TASK OBJECTIVE
Gather all lines containing the string "asmodeus" and copy them out.

SUPPLIED MATERIAL
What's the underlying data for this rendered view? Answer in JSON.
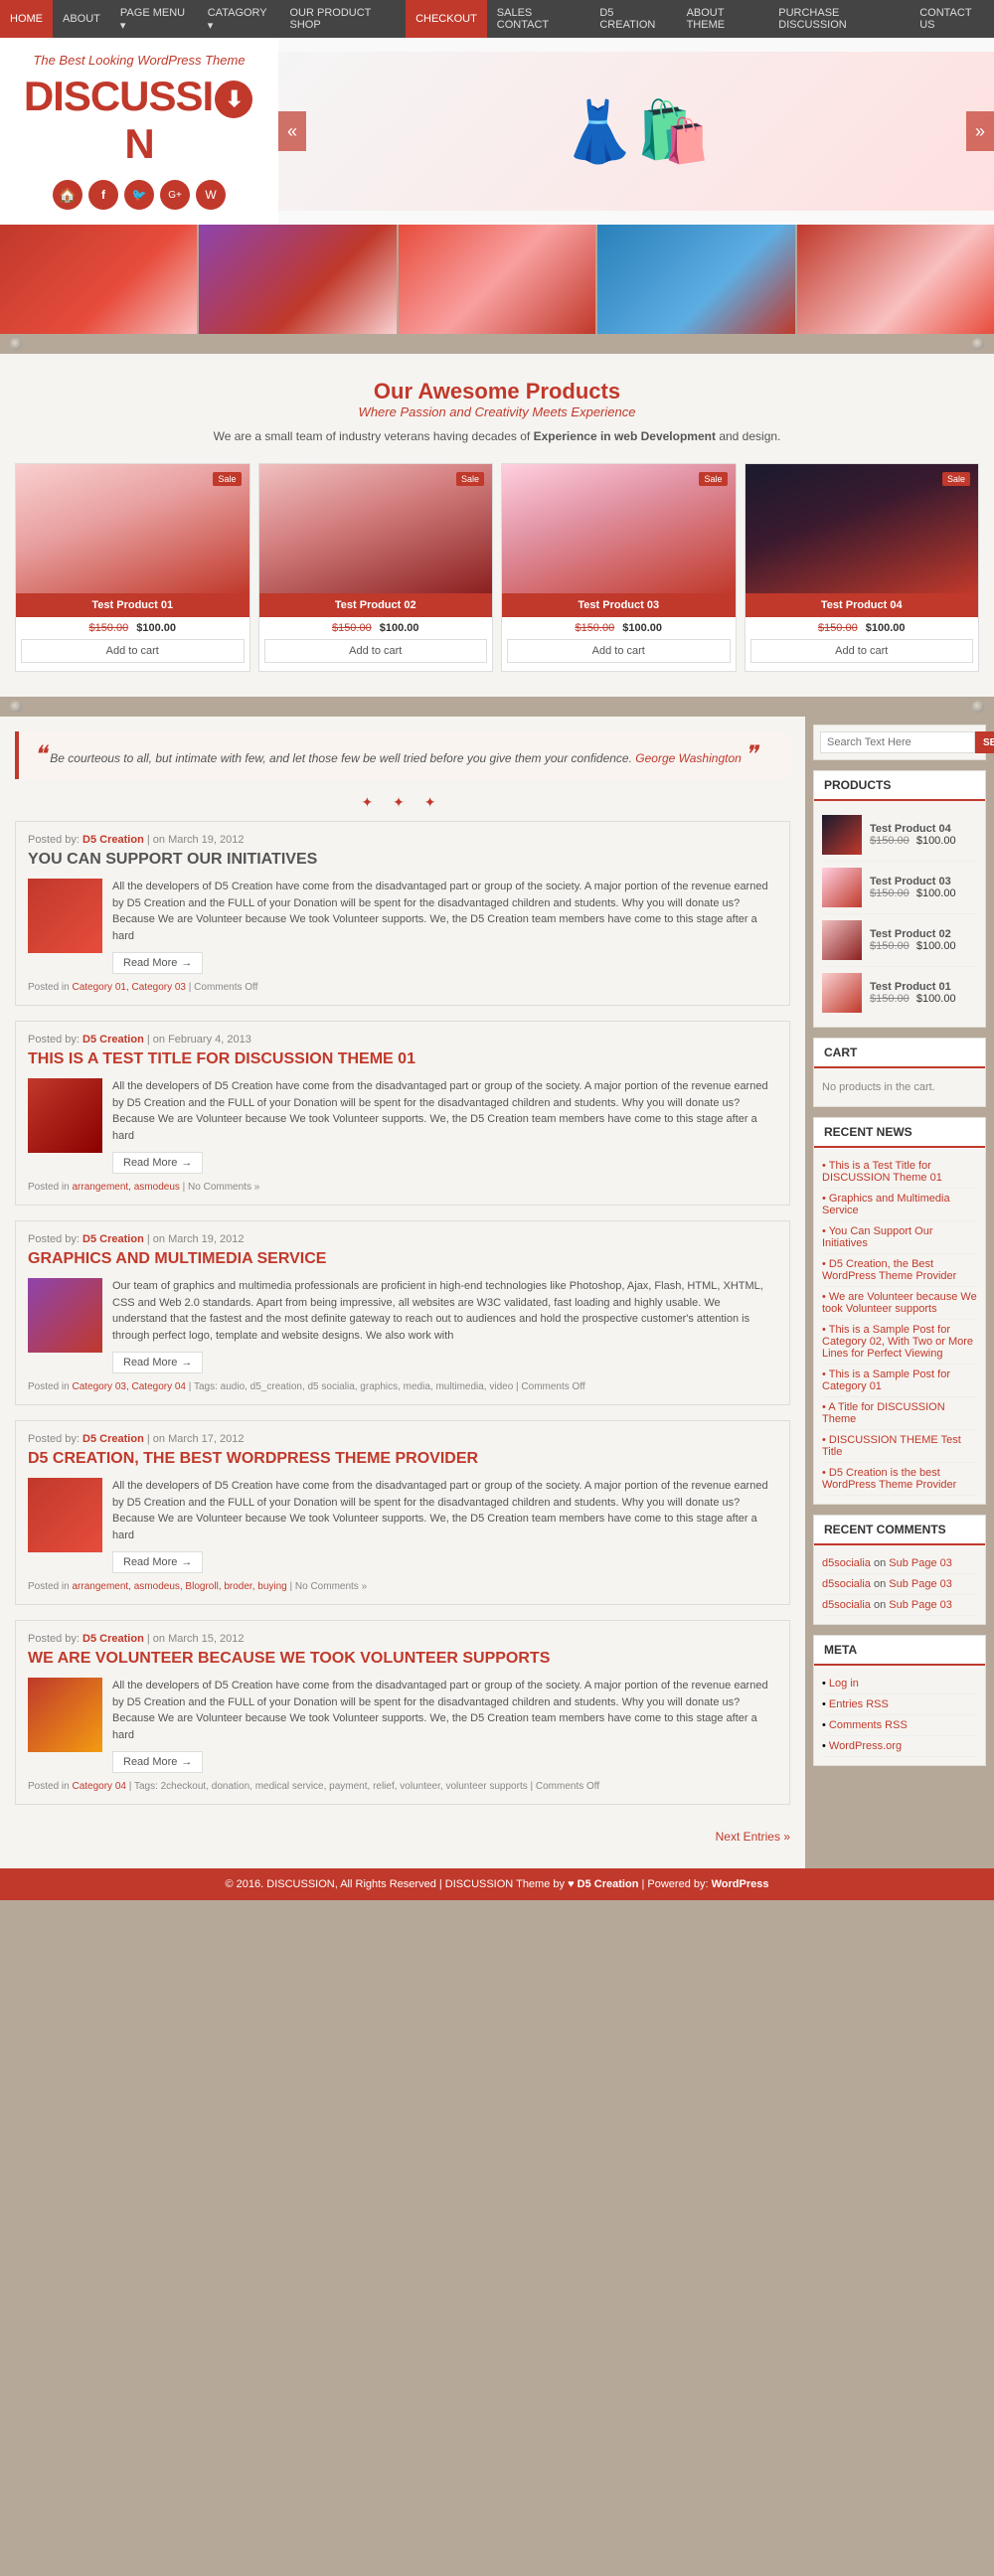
{
  "nav": {
    "items": [
      {
        "label": "HOME",
        "active": true
      },
      {
        "label": "ABOUT"
      },
      {
        "label": "PAGE MENU ▾"
      },
      {
        "label": "CATAGORY ▾"
      },
      {
        "label": "OUR PRODUCT SHOP"
      },
      {
        "label": "CHECKOUT",
        "highlight": true
      },
      {
        "label": "SALES CONTACT"
      },
      {
        "label": "D5 CREATION"
      },
      {
        "label": "ABOUT THEME"
      },
      {
        "label": "PURCHASE DISCUSSION"
      },
      {
        "label": "CONTACT US"
      }
    ]
  },
  "header": {
    "tagline": "The Best Looking WordPress Theme",
    "logo_text_left": "DISCUSSI",
    "logo_text_right": "N",
    "social_icons": [
      "🏠",
      "f",
      "🐦",
      "G+",
      "W"
    ]
  },
  "products_section": {
    "title": "Our Awesome Products",
    "subtitle": "Where Passion and Creativity Meets Experience",
    "description": "We are a small team of industry veterans having decades of Experience in web Development and design.",
    "products": [
      {
        "name": "Test Product 01",
        "old_price": "$150.00",
        "new_price": "$100.00",
        "badge": "Sale",
        "add_label": "Add to cart"
      },
      {
        "name": "Test Product 02",
        "old_price": "$150.00",
        "new_price": "$100.00",
        "badge": "Sale",
        "add_label": "Add to cart"
      },
      {
        "name": "Test Product 03",
        "old_price": "$150.00",
        "new_price": "$100.00",
        "badge": "Sale",
        "add_label": "Add to cart"
      },
      {
        "name": "Test Product 04",
        "old_price": "$150.00",
        "new_price": "$100.00",
        "badge": "Sale",
        "add_label": "Add to cart"
      }
    ]
  },
  "quote": {
    "text": "Be courteous to all, but intimate with few, and let those few be well tried before you give them your confidence.",
    "author": "George Washington"
  },
  "posts": [
    {
      "author": "D5 Creation",
      "date": "March 19, 2012",
      "title": "YOU CAN SUPPORT OUR INITIATIVES",
      "body": "All the developers of D5 Creation have come from the disadvantaged part or group of the society. A major portion of the revenue earned by D5 Creation and the FULL of your Donation will be spent for the disadvantaged children and students. Why you will donate us? Because We are Volunteer because We took Volunteer supports. We, the D5 Creation team members have come to this stage after a hard",
      "read_more": "Read More",
      "categories": "Category 01, Category 03",
      "comments": "Comments Off"
    },
    {
      "author": "D5 Creation",
      "date": "February 4, 2013",
      "title": "THIS IS A TEST TITLE FOR DISCUSSION THEME 01",
      "body": "All the developers of D5 Creation have come from the disadvantaged part or group of the society. A major portion of the revenue earned by D5 Creation and the FULL of your Donation will be spent for the disadvantaged children and students. Why you will donate us? Because We are Volunteer because We took Volunteer supports. We, the D5 Creation team members have come to this stage after a hard",
      "read_more": "Read More",
      "categories": "arrangement, asmodeus",
      "comments": "No Comments »"
    },
    {
      "author": "D5 Creation",
      "date": "March 19, 2012",
      "title": "GRAPHICS AND MULTIMEDIA SERVICE",
      "body": "Our team of graphics and multimedia professionals are proficient in high-end technologies like Photoshop, Ajax, Flash, HTML, XHTML, CSS and Web 2.0 standards. Apart from being impressive, all websites are W3C validated, fast loading and highly usable. We understand that the fastest and the most definite gateway to reach out to audiences and hold the prospective customer's attention is through perfect logo, template and website designs. We also work with",
      "read_more": "Read More",
      "categories": "Category 03, Category 04",
      "tags": "audio, d5_creation, d5 socialia, graphics, media, multimedia, video",
      "comments": "Comments Off"
    },
    {
      "author": "D5 Creation",
      "date": "March 17, 2012",
      "title": "D5 CREATION, THE BEST WORDPRESS THEME PROVIDER",
      "body": "All the developers of D5 Creation have come from the disadvantaged part or group of the society. A major portion of the revenue earned by D5 Creation and the FULL of your Donation will be spent for the disadvantaged children and students. Why you will donate us? Because We are Volunteer because We took Volunteer supports. We, the D5 Creation team members have come to this stage after a hard",
      "read_more": "Read More",
      "categories": "arrangement, asmodeus, Blogroll, broder, buying",
      "comments": "No Comments »"
    },
    {
      "author": "D5 Creation",
      "date": "March 15, 2012",
      "title": "WE ARE VOLUNTEER BECAUSE WE TOOK VOLUNTEER SUPPORTS",
      "body": "All the developers of D5 Creation have come from the disadvantaged part or group of the society. A major portion of the revenue earned by D5 Creation and the FULL of your Donation will be spent for the disadvantaged children and students. Why you will donate us? Because We are Volunteer because We took Volunteer supports. We, the D5 Creation team members have come to this stage after a hard",
      "read_more": "Read More",
      "categories": "Category 04",
      "tags": "2checkout, donation, medical service, payment, relief, volunteer, volunteer supports",
      "comments": "Comments Off"
    }
  ],
  "next_entries": "Next Entries »",
  "sidebar": {
    "search": {
      "placeholder": "Search Text Here",
      "button_label": "SEARCH"
    },
    "products_widget": {
      "title": "PRODUCTS",
      "items": [
        {
          "name": "Test Product 04",
          "old_price": "$150.00",
          "new_price": "$100.00"
        },
        {
          "name": "Test Product 03",
          "old_price": "$150.00",
          "new_price": "$100.00"
        },
        {
          "name": "Test Product 02",
          "old_price": "$150.00",
          "new_price": "$100.00"
        },
        {
          "name": "Test Product 01",
          "old_price": "$150.00",
          "new_price": "$100.00"
        }
      ]
    },
    "cart_widget": {
      "title": "CART",
      "empty_message": "No products in the cart."
    },
    "recent_news": {
      "title": "RECENT NEWS",
      "items": [
        "This is a Test Title for DISCUSSION Theme 01",
        "Graphics and Multimedia Service",
        "You Can Support Our Initiatives",
        "D5 Creation, the Best WordPress Theme Provider",
        "We are Volunteer because We took Volunteer supports",
        "This is a Sample Post for Category 02, With Two or More Lines for Perfect Viewing",
        "This is a Sample Post for Category 01",
        "A Title for DISCUSSION Theme",
        "DISCUSSION THEME Test Title",
        "D5 Creation is the best WordPress Theme Provider"
      ]
    },
    "recent_comments": {
      "title": "RECENT COMMENTS",
      "items": [
        {
          "author": "d5socialia",
          "on": "Sub Page 03"
        },
        {
          "author": "d5socialia",
          "on": "Sub Page 03"
        },
        {
          "author": "d5socialia",
          "on": "Sub Page 03"
        }
      ]
    },
    "meta": {
      "title": "META",
      "items": [
        {
          "label": "Log in"
        },
        {
          "label": "Entries RSS"
        },
        {
          "label": "Comments RSS"
        },
        {
          "label": "WordPress.org"
        }
      ]
    }
  },
  "footer": {
    "copyright": "© 2016. DISCUSSION, All Rights Reserved | DISCUSSION Theme by",
    "brand": "D5 Creation",
    "powered": "| Powered by:",
    "powered_by": "WordPress"
  }
}
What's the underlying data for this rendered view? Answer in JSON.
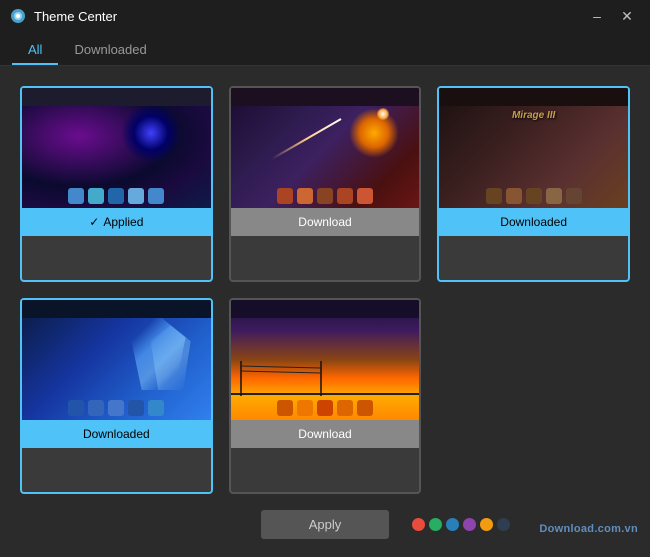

EXERCISE RESPONSE
      "categories": "arrangement, asmodeus",
      "categories": "arrangement, asmodeus, Blogroll, broder, buying",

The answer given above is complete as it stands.